#### [Directions]
Repeat, exactly and completely, the material that follows. Omit the pictures.

#### [Recorded information]

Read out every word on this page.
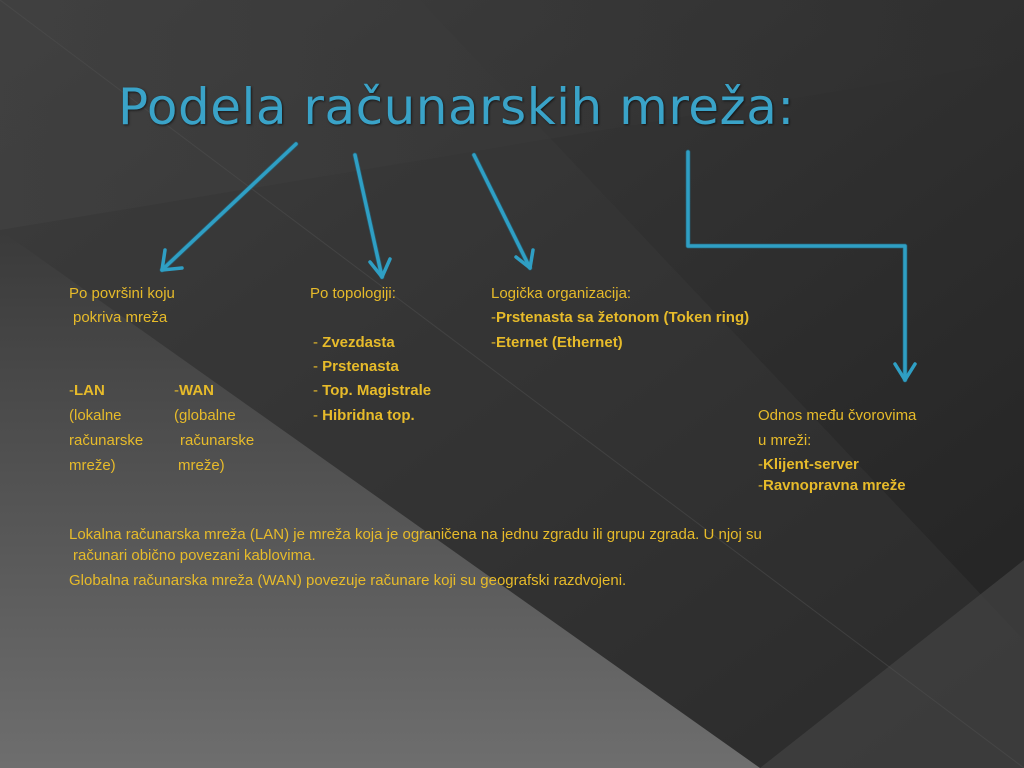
Podela računarskih mreža:
Po površini koju
pokriva mreža
-LAN
(lokalne
računarske
mreže)
-WAN
(globalne
računarske
mreže)
Po topologiji:
- Zvezdasta
- Prstenasta
- Top. Magistrale
- Hibridna top.
Logička organizacija:
-Prstenasta sa žetonom (Token ring)
-Eternet (Ethernet)
Odnos među čvorovima
u mreži:
-Klijent-server
-Ravnopravna mreže
Lokalna računarska mreža (LAN) je mreža koja je ograničena na jednu zgradu ili grupu zgrada. U njoj su
računari obično povezani kablovima.
Globalna računarska mreža (WAN) povezuje računare koji su geografski razdvojeni.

#### [Written solution]
Read out every word on this page.
Podela računarskih mreža:
Po površini koju
pokriva mreža
-LAN
(lokalne
računarske
mreže)
-WAN
(globalne
računarske
mreže)
Po topologiji:
- Zvezdasta
- Prstenasta
- Top. Magistrale
- Hibridna top.
Logička organizacija:
-Prstenasta sa žetonom (Token ring)
-Eternet (Ethernet)
Odnos među čvorovima
u mreži:
-Klijent-server
-Ravnopravna mreže
Lokalna računarska mreža (LAN) je mreža koja je ograničena na jednu zgradu ili grupu zgrada. U njoj su
računari obično povezani kablovima.
Globalna računarska mreža (WAN) povezuje računare koji su geografski razdvojeni.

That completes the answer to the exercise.